* _EXERCISE GOAL_
Output all the data exactly. Pictures do not belong in the copy.

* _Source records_
========================

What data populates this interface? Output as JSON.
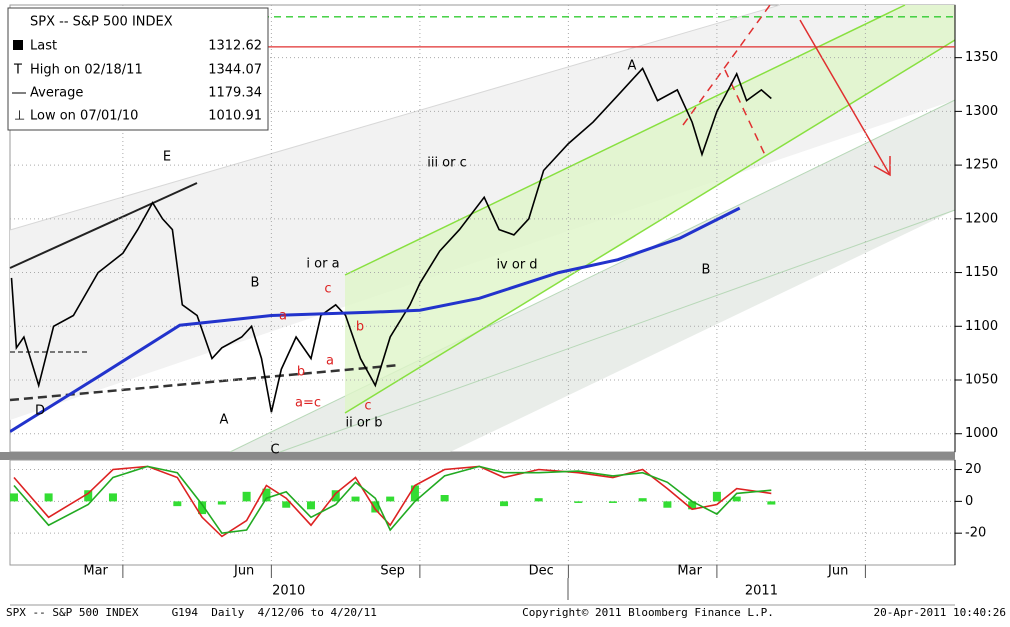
{
  "chart_data": [
    {
      "type": "line",
      "legend_title": "SPX -- S&P 500 INDEX",
      "x": [
        0.75,
        0.85,
        1.0,
        1.3,
        1.6,
        2.0,
        2.5,
        3.0,
        3.3,
        3.6,
        3.8,
        4.0,
        4.2,
        4.5,
        4.8,
        5.0,
        5.4,
        5.6,
        5.8,
        6.0,
        6.2,
        6.5,
        6.8,
        7.0,
        7.3,
        7.5,
        7.8,
        8.1,
        8.4,
        8.8,
        9.0,
        9.4,
        9.8,
        10.3,
        10.6,
        10.9,
        11.2,
        11.5,
        12.0,
        12.5,
        13.0,
        13.5,
        13.8,
        14.2,
        14.5,
        14.7,
        15.0,
        15.4,
        15.6,
        15.9,
        16.1
      ],
      "series": [
        {
          "name": "Last",
          "color": "#000000",
          "legend_value": 1312.62,
          "values": [
            1145,
            1080,
            1090,
            1045,
            1100,
            1110,
            1150,
            1168,
            1190,
            1215,
            1200,
            1190,
            1120,
            1110,
            1070,
            1080,
            1090,
            1100,
            1070,
            1020,
            1060,
            1090,
            1070,
            1110,
            1120,
            1110,
            1070,
            1045,
            1090,
            1120,
            1140,
            1170,
            1190,
            1220,
            1190,
            1185,
            1200,
            1245,
            1270,
            1290,
            1315,
            1340,
            1310,
            1320,
            1290,
            1260,
            1300,
            1335,
            1310,
            1320,
            1312
          ]
        },
        {
          "name": "Average",
          "color": "#2233cc",
          "legend_value": 1179.34,
          "x": [
            0.72,
            2.5,
            4.15,
            6.0,
            8.0,
            9.0,
            10.2,
            11.8,
            13.0,
            14.25,
            15.46
          ],
          "values": [
            1002,
            1053,
            1101,
            1110,
            1113,
            1115,
            1126,
            1150,
            1162,
            1182,
            1210
          ]
        }
      ],
      "stats": [
        {
          "label": "High on 02/18/11",
          "value": 1344.07
        },
        {
          "label": "Low on 07/01/10",
          "value": 1010.91
        }
      ],
      "xlim": [
        0.72,
        19.81
      ],
      "xticks": [
        {
          "value": 2.45,
          "label": "Mar"
        },
        {
          "value": 5.45,
          "label": "Jun"
        },
        {
          "value": 8.45,
          "label": "Sep"
        },
        {
          "value": 11.45,
          "label": "Dec"
        },
        {
          "value": 14.45,
          "label": "Mar"
        },
        {
          "value": 17.45,
          "label": "Jun"
        }
      ],
      "xticks2": [
        {
          "value": 6.35,
          "label": "2010"
        },
        {
          "value": 15.9,
          "label": "2011"
        }
      ],
      "xgrid": [
        3,
        6,
        9,
        12,
        15,
        18
      ],
      "ylim": [
        983,
        1399
      ],
      "yticks": [
        1000,
        1050,
        1100,
        1150,
        1200,
        1250,
        1300,
        1350
      ],
      "grid": true,
      "hlines": [
        {
          "value": 1360,
          "color": "#e03030"
        },
        {
          "value": 1388,
          "color": "#33cc33"
        }
      ],
      "annotations": [
        {
          "text": "E",
          "color": "#000000"
        },
        {
          "text": "B",
          "color": "#000000"
        },
        {
          "text": "A",
          "color": "#000000"
        },
        {
          "text": "D",
          "color": "#000000"
        },
        {
          "text": "C",
          "color": "#000000"
        },
        {
          "text": "i or a",
          "color": "#000000"
        },
        {
          "text": "c",
          "color": "#dd2222"
        },
        {
          "text": "a",
          "color": "#dd2222"
        },
        {
          "text": "b",
          "color": "#dd2222"
        },
        {
          "text": "a=c",
          "color": "#dd2222"
        },
        {
          "text": "a",
          "color": "#dd2222"
        },
        {
          "text": "b",
          "color": "#dd2222"
        },
        {
          "text": "c",
          "color": "#dd2222"
        },
        {
          "text": "ii or b",
          "color": "#000000"
        },
        {
          "text": "iii or c",
          "color": "#000000"
        },
        {
          "text": "iv or d",
          "color": "#000000"
        },
        {
          "text": "A",
          "color": "#000000"
        },
        {
          "text": "B",
          "color": "#000000"
        }
      ]
    },
    {
      "type": "line",
      "x": [
        0.8,
        1.5,
        2.3,
        2.8,
        3.5,
        4.1,
        4.6,
        5.0,
        5.5,
        5.9,
        6.3,
        6.8,
        7.3,
        7.7,
        8.1,
        8.4,
        8.9,
        9.5,
        10.2,
        10.7,
        11.4,
        12.2,
        12.9,
        13.5,
        14.0,
        14.5,
        15.0,
        15.4,
        16.1
      ],
      "series": [
        {
          "color": "#dd2222",
          "values": [
            15,
            -10,
            5,
            20,
            22,
            15,
            -10,
            -22,
            -12,
            10,
            2,
            -15,
            5,
            15,
            -5,
            -15,
            10,
            20,
            22,
            15,
            20,
            18,
            15,
            20,
            8,
            -5,
            -2,
            8,
            5
          ]
        },
        {
          "color": "#22aa22",
          "values": [
            10,
            -15,
            -2,
            15,
            22,
            18,
            -2,
            -20,
            -18,
            2,
            6,
            -10,
            -2,
            12,
            2,
            -18,
            0,
            16,
            22,
            18,
            18,
            19,
            16,
            18,
            12,
            0,
            -8,
            5,
            7
          ]
        },
        {
          "color": "#33dd33",
          "type": "bar",
          "values": [
            5,
            5,
            7,
            5,
            0,
            -3,
            -8,
            -2,
            6,
            8,
            -4,
            -5,
            7,
            3,
            -7,
            3,
            10,
            4,
            0,
            -3,
            2,
            -1,
            -1,
            2,
            -4,
            -5,
            6,
            3,
            -2
          ]
        }
      ],
      "xlim": [
        0.72,
        19.81
      ],
      "ylim": [
        -40,
        26
      ],
      "yticks": [
        20,
        0,
        {
          "value": -20,
          "label": "-20"
        }
      ],
      "grid": true
    }
  ],
  "footer": {
    "left": "SPX -- S&P 500 INDEX     G194  Daily  4/12/06 to 4/20/11",
    "center": "Copyright© 2011 Bloomberg Finance L.P.",
    "right": "20-Apr-2011 10:40:26"
  }
}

========================

* _ANSWER BELOW_
What data populates this interface? Output as JSON.
{
  "chart_data": [
    {
      "type": "line",
      "legend_title": "SPX -- S&P 500 INDEX",
      "x": [
        0.75,
        0.85,
        1.0,
        1.3,
        1.6,
        2.0,
        2.5,
        3.0,
        3.3,
        3.6,
        3.8,
        4.0,
        4.2,
        4.5,
        4.8,
        5.0,
        5.4,
        5.6,
        5.8,
        6.0,
        6.2,
        6.5,
        6.8,
        7.0,
        7.3,
        7.5,
        7.8,
        8.1,
        8.4,
        8.8,
        9.0,
        9.4,
        9.8,
        10.3,
        10.6,
        10.9,
        11.2,
        11.5,
        12.0,
        12.5,
        13.0,
        13.5,
        13.8,
        14.2,
        14.5,
        14.7,
        15.0,
        15.4,
        15.6,
        15.9,
        16.1
      ],
      "series": [
        {
          "name": "Last",
          "color": "#000000",
          "legend_value": 1312.62,
          "values": [
            1145,
            1080,
            1090,
            1045,
            1100,
            1110,
            1150,
            1168,
            1190,
            1215,
            1200,
            1190,
            1120,
            1110,
            1070,
            1080,
            1090,
            1100,
            1070,
            1020,
            1060,
            1090,
            1070,
            1110,
            1120,
            1110,
            1070,
            1045,
            1090,
            1120,
            1140,
            1170,
            1190,
            1220,
            1190,
            1185,
            1200,
            1245,
            1270,
            1290,
            1315,
            1340,
            1310,
            1320,
            1290,
            1260,
            1300,
            1335,
            1310,
            1320,
            1312
          ]
        },
        {
          "name": "Average",
          "color": "#2233cc",
          "legend_value": 1179.34,
          "x": [
            0.72,
            2.5,
            4.15,
            6.0,
            8.0,
            9.0,
            10.2,
            11.8,
            13.0,
            14.25,
            15.46
          ],
          "values": [
            1002,
            1053,
            1101,
            1110,
            1113,
            1115,
            1126,
            1150,
            1162,
            1182,
            1210
          ]
        }
      ],
      "stats": [
        {
          "label": "High on 02/18/11",
          "value": 1344.07
        },
        {
          "label": "Low on 07/01/10",
          "value": 1010.91
        }
      ],
      "xlim": [
        0.72,
        19.81
      ],
      "xticks": [
        {
          "value": 2.45,
          "label": "Mar"
        },
        {
          "value": 5.45,
          "label": "Jun"
        },
        {
          "value": 8.45,
          "label": "Sep"
        },
        {
          "value": 11.45,
          "label": "Dec"
        },
        {
          "value": 14.45,
          "label": "Mar"
        },
        {
          "value": 17.45,
          "label": "Jun"
        }
      ],
      "xticks2": [
        {
          "value": 6.35,
          "label": "2010"
        },
        {
          "value": 15.9,
          "label": "2011"
        }
      ],
      "xgrid": [
        3,
        6,
        9,
        12,
        15,
        18
      ],
      "ylim": [
        983,
        1399
      ],
      "yticks": [
        1000,
        1050,
        1100,
        1150,
        1200,
        1250,
        1300,
        1350
      ],
      "grid": true,
      "hlines": [
        {
          "value": 1360,
          "color": "#e03030"
        },
        {
          "value": 1388,
          "color": "#33cc33"
        }
      ],
      "annotations": [
        {
          "text": "E",
          "color": "#000000"
        },
        {
          "text": "B",
          "color": "#000000"
        },
        {
          "text": "A",
          "color": "#000000"
        },
        {
          "text": "D",
          "color": "#000000"
        },
        {
          "text": "C",
          "color": "#000000"
        },
        {
          "text": "i or a",
          "color": "#000000"
        },
        {
          "text": "c",
          "color": "#dd2222"
        },
        {
          "text": "a",
          "color": "#dd2222"
        },
        {
          "text": "b",
          "color": "#dd2222"
        },
        {
          "text": "a=c",
          "color": "#dd2222"
        },
        {
          "text": "a",
          "color": "#dd2222"
        },
        {
          "text": "b",
          "color": "#dd2222"
        },
        {
          "text": "c",
          "color": "#dd2222"
        },
        {
          "text": "ii or b",
          "color": "#000000"
        },
        {
          "text": "iii or c",
          "color": "#000000"
        },
        {
          "text": "iv or d",
          "color": "#000000"
        },
        {
          "text": "A",
          "color": "#000000"
        },
        {
          "text": "B",
          "color": "#000000"
        }
      ]
    },
    {
      "type": "line",
      "x": [
        0.8,
        1.5,
        2.3,
        2.8,
        3.5,
        4.1,
        4.6,
        5.0,
        5.5,
        5.9,
        6.3,
        6.8,
        7.3,
        7.7,
        8.1,
        8.4,
        8.9,
        9.5,
        10.2,
        10.7,
        11.4,
        12.2,
        12.9,
        13.5,
        14.0,
        14.5,
        15.0,
        15.4,
        16.1
      ],
      "series": [
        {
          "color": "#dd2222",
          "values": [
            15,
            -10,
            5,
            20,
            22,
            15,
            -10,
            -22,
            -12,
            10,
            2,
            -15,
            5,
            15,
            -5,
            -15,
            10,
            20,
            22,
            15,
            20,
            18,
            15,
            20,
            8,
            -5,
            -2,
            8,
            5
          ]
        },
        {
          "color": "#22aa22",
          "values": [
            10,
            -15,
            -2,
            15,
            22,
            18,
            -2,
            -20,
            -18,
            2,
            6,
            -10,
            -2,
            12,
            2,
            -18,
            0,
            16,
            22,
            18,
            18,
            19,
            16,
            18,
            12,
            0,
            -8,
            5,
            7
          ]
        },
        {
          "color": "#33dd33",
          "type": "bar",
          "values": [
            5,
            5,
            7,
            5,
            0,
            -3,
            -8,
            -2,
            6,
            8,
            -4,
            -5,
            7,
            3,
            -7,
            3,
            10,
            4,
            0,
            -3,
            2,
            -1,
            -1,
            2,
            -4,
            -5,
            6,
            3,
            -2
          ]
        }
      ],
      "xlim": [
        0.72,
        19.81
      ],
      "ylim": [
        -40,
        26
      ],
      "yticks": [
        20,
        0,
        {
          "value": -20,
          "label": "-20"
        }
      ],
      "grid": true
    }
  ],
  "footer": {
    "left": "SPX -- S&P 500 INDEX     G194  Daily  4/12/06 to 4/20/11",
    "center": "Copyright© 2011 Bloomberg Finance L.P.",
    "right": "20-Apr-2011 10:40:26"
  }
}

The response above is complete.